[Records from a collection of figures]
((
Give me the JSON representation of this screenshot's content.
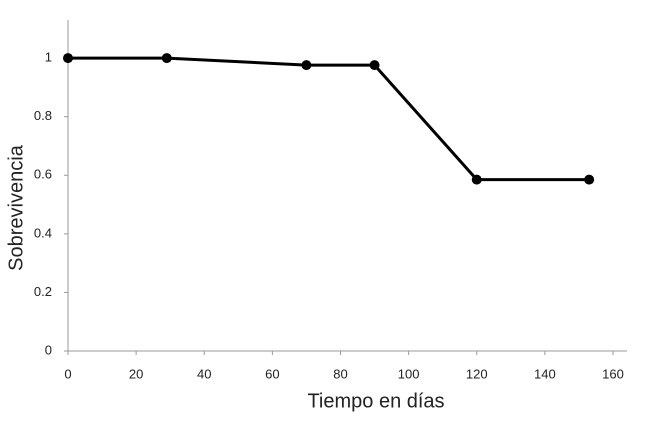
{
  "chart_data": {
    "type": "line",
    "x_label": "Tiempo en días",
    "y_label": "Sobrevivencia",
    "x": [
      0,
      29,
      70,
      90,
      120,
      153
    ],
    "values": [
      1,
      1,
      0.976,
      0.976,
      0.585,
      0.585
    ],
    "color": "#000000",
    "xlim": [
      0,
      160
    ],
    "xticks": [
      0,
      20,
      40,
      60,
      80,
      100,
      120,
      140,
      160
    ],
    "ylim": [
      0,
      1.13
    ],
    "yticks": [
      0,
      0.2,
      0.4,
      0.6,
      0.8,
      1
    ],
    "grid": false
  }
}
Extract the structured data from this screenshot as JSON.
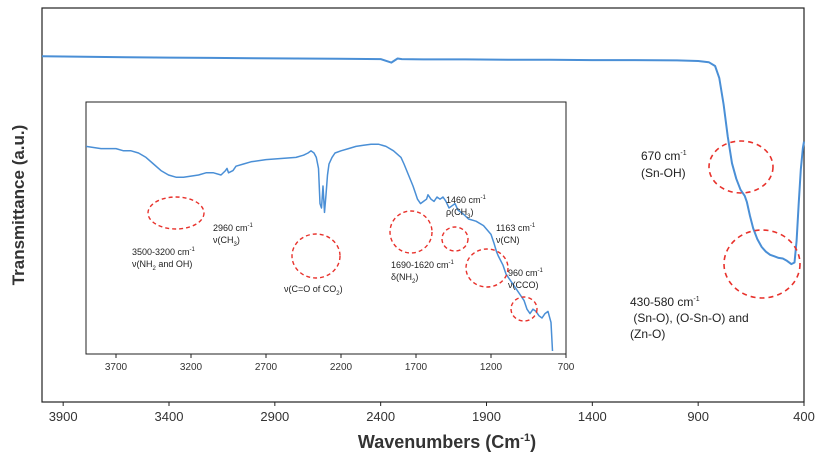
{
  "chart_data": [
    {
      "type": "line",
      "title": "",
      "xlabel": "Wavenumbers (Cm-1)",
      "xlabel_main": "Wavenumbers (Cm",
      "xlabel_sup": "-1",
      "xlabel_end": ")",
      "ylabel": "Transmittance (a.u.)",
      "xlim": [
        4000,
        400
      ],
      "x_reversed": true,
      "xticks": [
        "3900",
        "3400",
        "2900",
        "2400",
        "1900",
        "1400",
        "900",
        "400"
      ],
      "xtick_values": [
        3900,
        3400,
        2900,
        2400,
        1900,
        1400,
        900,
        400
      ],
      "ylim": [
        0,
        100
      ],
      "y_ticks_shown": false,
      "grid": false,
      "color": "#4a8fd6",
      "series": [
        {
          "x": [
            4000,
            3800,
            3600,
            3400,
            3200,
            3000,
            2800,
            2600,
            2400,
            2350,
            2320,
            2300,
            2200,
            2000,
            1800,
            1600,
            1400,
            1200,
            1000,
            900,
            850,
            820,
            800,
            780,
            760,
            740,
            720,
            700,
            680,
            670,
            655,
            640,
            620,
            600,
            580,
            560,
            540,
            520,
            500,
            480,
            460,
            445,
            435,
            425,
            415,
            405,
            400
          ],
          "y": [
            91.5,
            91.4,
            91.2,
            91.1,
            91.0,
            90.9,
            90.8,
            90.7,
            90.6,
            89.5,
            90.8,
            90.6,
            90.5,
            90.5,
            90.4,
            90.4,
            90.3,
            90.3,
            90.2,
            90.0,
            89.6,
            88.4,
            84.5,
            76.0,
            65.5,
            57.0,
            52.0,
            48.5,
            46.5,
            44.5,
            40.0,
            36.0,
            32.5,
            30.0,
            28.5,
            27.5,
            27.0,
            26.5,
            26.3,
            25.5,
            24.5,
            25.0,
            32.0,
            44.0,
            55.0,
            62.0,
            64.0
          ]
        }
      ],
      "annotations": [
        {
          "text_main": "670 cm",
          "text_sup": "-1",
          "text_line2": "(Sn-OH)"
        },
        {
          "text_line1": "430-580 cm",
          "text_sup": "-1",
          "text_line2": " (Sn-O), (O-Sn-O) and",
          "text_line3": "(Zn-O)"
        }
      ]
    },
    {
      "type": "line",
      "title": "",
      "xlabel": "",
      "ylabel": "",
      "xlim": [
        3900,
        700
      ],
      "x_reversed": true,
      "xticks": [
        "3700",
        "3200",
        "2700",
        "2200",
        "1700",
        "1200",
        "700"
      ],
      "xtick_values": [
        3700,
        3200,
        2700,
        2200,
        1700,
        1200,
        700
      ],
      "ylim": [
        0,
        100
      ],
      "color": "#4a8fd6",
      "series": [
        {
          "x": [
            3900,
            3800,
            3700,
            3650,
            3600,
            3550,
            3500,
            3450,
            3400,
            3350,
            3300,
            3250,
            3200,
            3150,
            3100,
            3050,
            3000,
            2970,
            2960,
            2950,
            2920,
            2900,
            2850,
            2800,
            2700,
            2600,
            2500,
            2450,
            2420,
            2400,
            2380,
            2365,
            2350,
            2340,
            2330,
            2320,
            2310,
            2300,
            2290,
            2280,
            2260,
            2240,
            2200,
            2150,
            2100,
            2050,
            2000,
            1950,
            1900,
            1850,
            1800,
            1780,
            1750,
            1720,
            1700,
            1690,
            1670,
            1650,
            1630,
            1620,
            1600,
            1580,
            1560,
            1540,
            1520,
            1500,
            1480,
            1460,
            1440,
            1420,
            1400,
            1380,
            1350,
            1300,
            1250,
            1200,
            1180,
            1163,
            1150,
            1120,
            1100,
            1080,
            1050,
            1020,
            1000,
            980,
            960,
            940,
            920,
            900,
            880,
            860,
            840,
            820,
            800,
            790
          ],
          "y": [
            88,
            87,
            87,
            86,
            86,
            85,
            83,
            80,
            77,
            75,
            74,
            74,
            74.5,
            75,
            76,
            76,
            75,
            77,
            78,
            76,
            77,
            79,
            80,
            81,
            82,
            82.5,
            83,
            84,
            85,
            86,
            85,
            83,
            78,
            62,
            60,
            70,
            58,
            66,
            75,
            80,
            83,
            85,
            86,
            87,
            88,
            88.5,
            89,
            89,
            88,
            86,
            83,
            80,
            75,
            70,
            66,
            64,
            62,
            63,
            64,
            66,
            64,
            63,
            65,
            64,
            65,
            63,
            60,
            61,
            62,
            59,
            58,
            57,
            55,
            54,
            52,
            48,
            44,
            40,
            38,
            34,
            30,
            28,
            25,
            22,
            20,
            18,
            14,
            12,
            14,
            13,
            11,
            10,
            12,
            13,
            8,
            -5
          ]
        }
      ],
      "annotations": [
        {
          "text_line1": "3500-3200 cm",
          "text_sup": "-1",
          "text_line2_main": "ν(NH",
          "text_line2_sub": "2",
          "text_line2_end": " and OH)"
        },
        {
          "text_line1": "2960 cm",
          "text_sup": "-1",
          "text_line2_main": "ν(CH",
          "text_line2_sub": "3",
          "text_line2_end": ")"
        },
        {
          "text_main": "ν(C=O of CO",
          "text_sub": "2",
          "text_end": ")"
        },
        {
          "text_line1": "1690-1620 cm",
          "text_sup": "-1",
          "text_line2_main": "δ(NH",
          "text_line2_sub": "2",
          "text_line2_end": ")"
        },
        {
          "text_line1": "1460 cm",
          "text_sup": "-1",
          "text_line2_main": "ρ(CH",
          "text_line2_sub": "3",
          "text_line2_end": ")"
        },
        {
          "text_line1": "1163 cm",
          "text_sup": "-1",
          "text_line2": "ν(CN)"
        },
        {
          "text_line1": "960 cm",
          "text_sup": "-1",
          "text_line2": "ν(CCO)"
        }
      ]
    }
  ]
}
))
Request: Look through the entries above and report each line where the string "Wavenumbers" occurs.

Written solution:
      "xlabel": "Wavenumbers (Cm-1)",
      "xlabel_main": "Wavenumbers (Cm",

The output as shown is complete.